- _EXCERPTED DATA_:
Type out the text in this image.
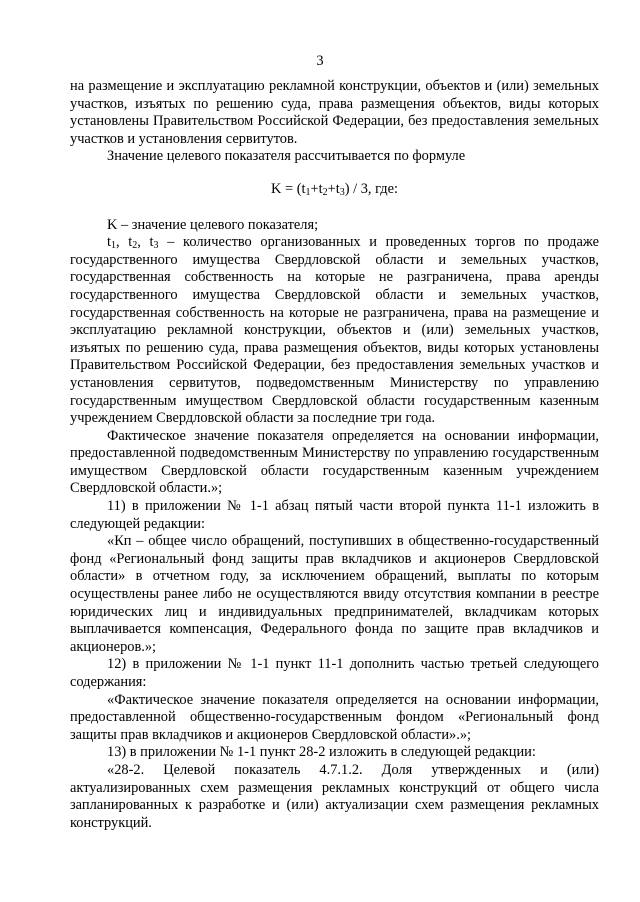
3

на размещение и эксплуатацию рекламной конструкции, объектов и (или) земельных участков, изъятых по решению суда, права размещения объектов, виды которых установлены Правительством Российской Федерации, без предоставления земельных участков и установления сервитутов.

Значение целевого показателя рассчитывается по формуле

$K = (t_1+t_2+t_3) / 3$, где:

K – значение целевого показателя;

$t_1$, $t_2$, $t_3$ – количество организованных и проведенных торгов по продаже государственного имущества Свердловской области и земельных участков, государственная собственность на которые не разграничена, права аренды государственного имущества Свердловской области и земельных участков, государственная собственность на которые не разграничена, права на размещение и эксплуатацию рекламной конструкции, объектов и (или) земельных участков, изъятых по решению суда, права размещения объектов, виды которых установлены Правительством Российской Федерации, без предоставления земельных участков и установления сервитутов, подведомственным Министерству по управлению государственным имуществом Свердловской области государственным казенным учреждением Свердловской области за последние три года.

Фактическое значение показателя определяется на основании информации, предоставленной подведомственным Министерству по управлению государственным имуществом Свердловской области государственным казенным учреждением Свердловской области.»;

11) в приложении № 1-1 абзац пятый части второй пункта 11-1 изложить в следующей редакции:

«Кп – общее число обращений, поступивших в общественно-государственный фонд «Региональный фонд защиты прав вкладчиков и акционеров Свердловской области» в отчетном году, за исключением обращений, выплаты по которым осуществлены ранее либо не осуществляются ввиду отсутствия компании в реестре юридических лиц и индивидуальных предпринимателей, вкладчикам которых выплачивается компенсация, Федерального фонда по защите прав вкладчиков и акционеров.»;

12) в приложении № 1-1 пункт 11-1 дополнить частью третьей следующего содержания:

«Фактическое значение показателя определяется на основании информации, предоставленной общественно-государственным фондом «Региональный фонд защиты прав вкладчиков и акционеров Свердловской области».»;

13) в приложении № 1-1 пункт 28-2 изложить в следующей редакции:

«28-2. Целевой показатель 4.7.1.2. Доля утвержденных и (или) актуализированных схем размещения рекламных конструкций от общего числа запланированных к разработке и (или) актуализации схем размещения рекламных конструкций.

- _TASK DIRECTIONS_:
The records above must be printed exactly; the pictures stay out.

- _PROBLEM SOLUTION_:
Type out the text in this image.
3

на размещение и эксплуатацию рекламной конструкции, объектов и (или) земельных участков, изъятых по решению суда, права размещения объектов, виды которых установлены Правительством Российской Федерации, без предоставления земельных участков и установления сервитутов.

Значение целевого показателя рассчитывается по формуле

$K = (t_1+t_2+t_3) / 3$, где:

K – значение целевого показателя;

$t_1$, $t_2$, $t_3$ – количество организованных и проведенных торгов по продаже государственного имущества Свердловской области и земельных участков, государственная собственность на которые не разграничена, права аренды государственного имущества Свердловской области и земельных участков, государственная собственность на которые не разграничена, права на размещение и эксплуатацию рекламной конструкции, объектов и (или) земельных участков, изъятых по решению суда, права размещения объектов, виды которых установлены Правительством Российской Федерации, без предоставления земельных участков и установления сервитутов, подведомственным Министерству по управлению государственным имуществом Свердловской области государственным казенным учреждением Свердловской области за последние три года.

Фактическое значение показателя определяется на основании информации, предоставленной подведомственным Министерству по управлению государственным имуществом Свердловской области государственным казенным учреждением Свердловской области.»;

11) в приложении № 1-1 абзац пятый части второй пункта 11-1 изложить в следующей редакции:

«Кп – общее число обращений, поступивших в общественно-государственный фонд «Региональный фонд защиты прав вкладчиков и акционеров Свердловской области» в отчетном году, за исключением обращений, выплаты по которым осуществлены ранее либо не осуществляются ввиду отсутствия компании в реестре юридических лиц и индивидуальных предпринимателей, вкладчикам которых выплачивается компенсация, Федерального фонда по защите прав вкладчиков и акционеров.»;

12) в приложении № 1-1 пункт 11-1 дополнить частью третьей следующего содержания:

«Фактическое значение показателя определяется на основании информации, предоставленной общественно-государственным фондом «Региональный фонд защиты прав вкладчиков и акционеров Свердловской области».»;

13) в приложении № 1-1 пункт 28-2 изложить в следующей редакции:

«28-2. Целевой показатель 4.7.1.2. Доля утвержденных и (или) актуализированных схем размещения рекламных конструкций от общего числа запланированных к разработке и (или) актуализации схем размещения рекламных конструкций.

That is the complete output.